--- START ---

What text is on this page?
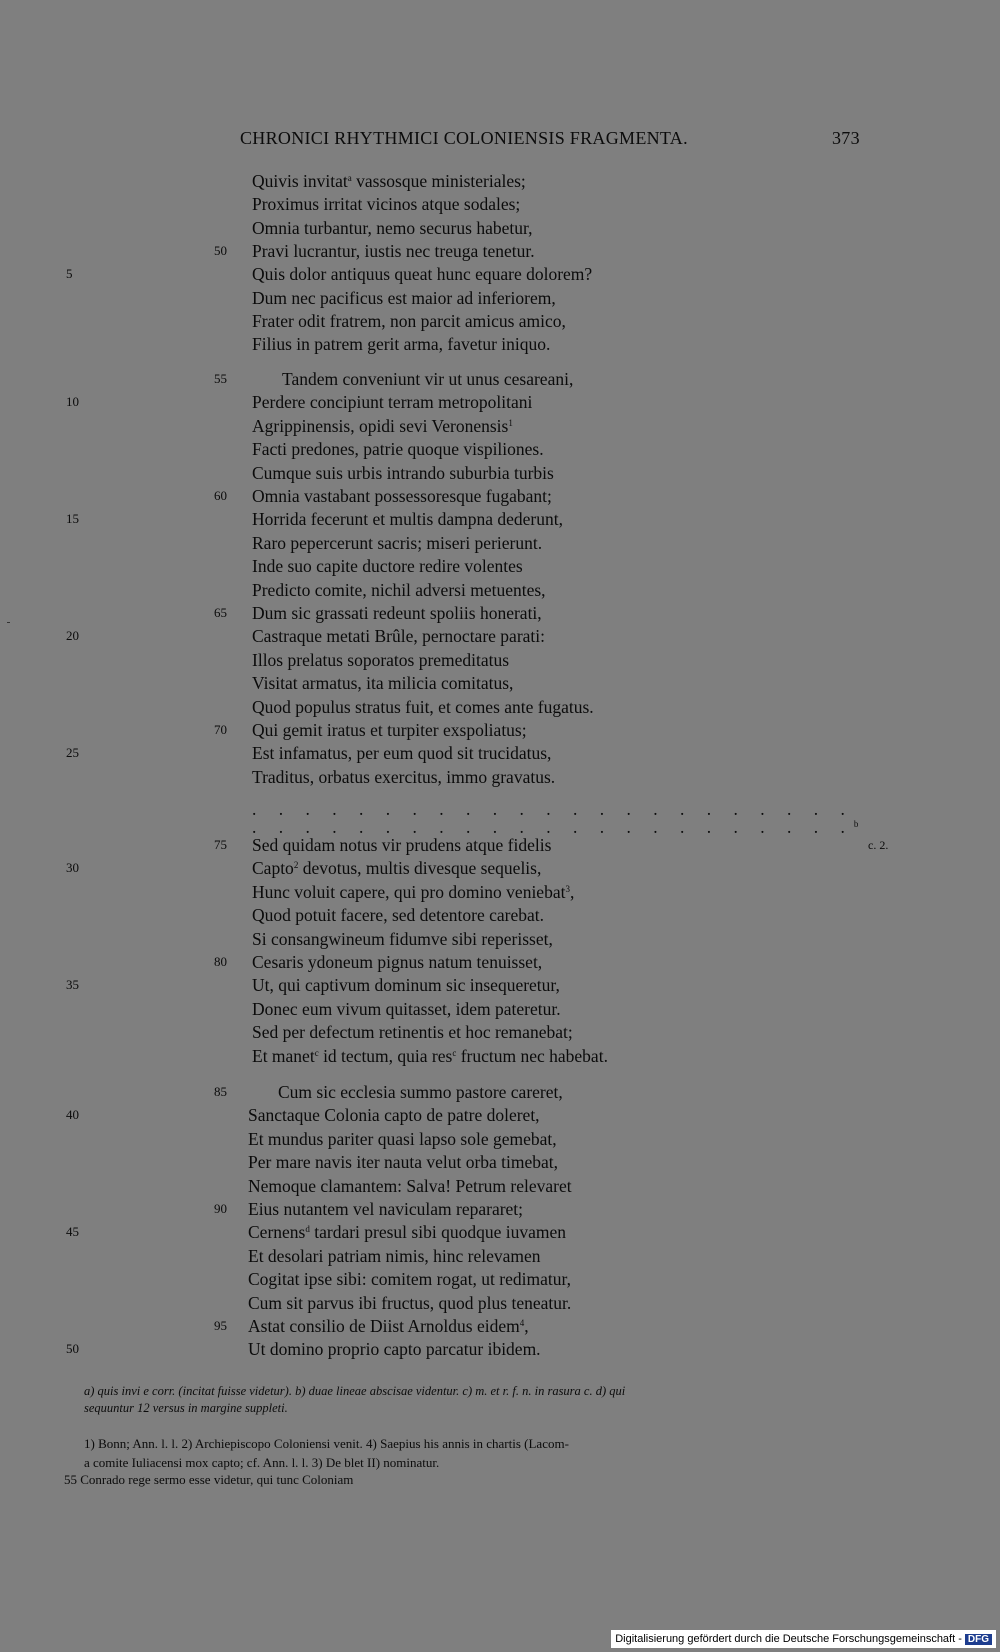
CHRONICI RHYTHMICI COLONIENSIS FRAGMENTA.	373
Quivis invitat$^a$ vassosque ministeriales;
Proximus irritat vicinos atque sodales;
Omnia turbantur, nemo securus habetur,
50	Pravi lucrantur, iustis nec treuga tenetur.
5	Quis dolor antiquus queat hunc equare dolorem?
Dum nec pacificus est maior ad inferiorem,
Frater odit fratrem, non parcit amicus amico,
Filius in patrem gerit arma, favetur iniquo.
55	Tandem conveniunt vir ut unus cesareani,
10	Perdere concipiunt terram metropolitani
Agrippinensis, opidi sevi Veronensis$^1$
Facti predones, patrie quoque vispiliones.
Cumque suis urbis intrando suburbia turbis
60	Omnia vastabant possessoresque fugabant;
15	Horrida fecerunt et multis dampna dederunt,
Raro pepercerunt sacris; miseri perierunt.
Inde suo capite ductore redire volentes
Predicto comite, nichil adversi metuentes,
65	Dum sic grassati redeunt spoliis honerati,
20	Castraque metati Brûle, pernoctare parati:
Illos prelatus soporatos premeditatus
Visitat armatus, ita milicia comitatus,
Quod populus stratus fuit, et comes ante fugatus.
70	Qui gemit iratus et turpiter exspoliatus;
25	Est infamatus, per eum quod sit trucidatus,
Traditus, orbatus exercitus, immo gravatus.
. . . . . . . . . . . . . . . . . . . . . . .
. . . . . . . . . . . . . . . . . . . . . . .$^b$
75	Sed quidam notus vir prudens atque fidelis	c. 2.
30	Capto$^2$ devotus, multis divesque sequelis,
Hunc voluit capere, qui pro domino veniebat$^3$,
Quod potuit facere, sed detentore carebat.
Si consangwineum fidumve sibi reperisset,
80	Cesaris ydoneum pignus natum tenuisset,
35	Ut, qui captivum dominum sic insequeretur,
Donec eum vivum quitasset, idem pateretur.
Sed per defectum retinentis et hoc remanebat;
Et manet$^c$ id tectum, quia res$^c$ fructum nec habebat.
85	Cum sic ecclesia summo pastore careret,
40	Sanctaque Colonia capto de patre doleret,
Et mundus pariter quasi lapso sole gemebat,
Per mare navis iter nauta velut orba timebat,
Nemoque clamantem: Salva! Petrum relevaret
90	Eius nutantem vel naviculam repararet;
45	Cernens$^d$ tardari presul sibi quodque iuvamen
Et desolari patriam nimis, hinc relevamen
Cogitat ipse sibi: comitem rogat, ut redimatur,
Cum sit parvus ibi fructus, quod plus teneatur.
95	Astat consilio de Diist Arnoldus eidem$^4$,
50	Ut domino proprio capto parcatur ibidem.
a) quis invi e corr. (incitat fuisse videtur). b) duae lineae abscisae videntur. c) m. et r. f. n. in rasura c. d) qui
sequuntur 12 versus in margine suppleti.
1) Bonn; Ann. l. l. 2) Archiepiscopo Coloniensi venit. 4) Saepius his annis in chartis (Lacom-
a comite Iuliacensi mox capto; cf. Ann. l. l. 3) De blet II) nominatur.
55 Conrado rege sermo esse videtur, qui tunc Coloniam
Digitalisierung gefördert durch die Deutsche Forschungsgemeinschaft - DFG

--- END ---

Exclude the pictures, and transcribe all of the material exactly.

What text is on this page?
CHRONICI RHYTHMICI COLONIENSIS FRAGMENTA.	373
Quivis invitat$^a$ vassosque ministeriales;
Proximus irritat vicinos atque sodales;
Omnia turbantur, nemo securus habetur,
50	Pravi lucrantur, iustis nec treuga tenetur.
5	Quis dolor antiquus queat hunc equare dolorem?
Dum nec pacificus est maior ad inferiorem,
Frater odit fratrem, non parcit amicus amico,
Filius in patrem gerit arma, favetur iniquo.
55	Tandem conveniunt vir ut unus cesareani,
10	Perdere concipiunt terram metropolitani
Agrippinensis, opidi sevi Veronensis$^1$
Facti predones, patrie quoque vispiliones.
Cumque suis urbis intrando suburbia turbis
60	Omnia vastabant possessoresque fugabant;
15	Horrida fecerunt et multis dampna dederunt,
Raro pepercerunt sacris; miseri perierunt.
Inde suo capite ductore redire volentes
Predicto comite, nichil adversi metuentes,
65	Dum sic grassati redeunt spoliis honerati,
20	Castraque metati Brûle, pernoctare parati:
Illos prelatus soporatos premeditatus
Visitat armatus, ita milicia comitatus,
Quod populus stratus fuit, et comes ante fugatus.
70	Qui gemit iratus et turpiter exspoliatus;
25	Est infamatus, per eum quod sit trucidatus,
Traditus, orbatus exercitus, immo gravatus.
. . . . . . . . . . . . . . . . . . . . . . .
. . . . . . . . . . . . . . . . . . . . . . .$^b$
75	Sed quidam notus vir prudens atque fidelis	c. 2.
30	Capto$^2$ devotus, multis divesque sequelis,
Hunc voluit capere, qui pro domino veniebat$^3$,
Quod potuit facere, sed detentore carebat.
Si consangwineum fidumve sibi reperisset,
80	Cesaris ydoneum pignus natum tenuisset,
35	Ut, qui captivum dominum sic insequeretur,
Donec eum vivum quitasset, idem pateretur.
Sed per defectum retinentis et hoc remanebat;
Et manet$^c$ id tectum, quia res$^c$ fructum nec habebat.
85	Cum sic ecclesia summo pastore careret,
40	Sanctaque Colonia capto de patre doleret,
Et mundus pariter quasi lapso sole gemebat,
Per mare navis iter nauta velut orba timebat,
Nemoque clamantem: Salva! Petrum relevaret
90	Eius nutantem vel naviculam repararet;
45	Cernens$^d$ tardari presul sibi quodque iuvamen
Et desolari patriam nimis, hinc relevamen
Cogitat ipse sibi: comitem rogat, ut redimatur,
Cum sit parvus ibi fructus, quod plus teneatur.
95	Astat consilio de Diist Arnoldus eidem$^4$,
50	Ut domino proprio capto parcatur ibidem.
a) quis invi e corr. (incitat fuisse videtur). b) duae lineae abscisae videntur. c) m. et r. f. n. in rasura c. d) qui
sequuntur 12 versus in margine suppleti.
1) Bonn; Ann. l. l. 2) Archiepiscopo Coloniensi venit. 4) Saepius his annis in chartis (Lacom-
a comite Iuliacensi mox capto; cf. Ann. l. l. 3) De blet II) nominatur.
55 Conrado rege sermo esse videtur, qui tunc Coloniam
Digitalisierung gefördert durch die Deutsche Forschungsgemeinschaft - DFG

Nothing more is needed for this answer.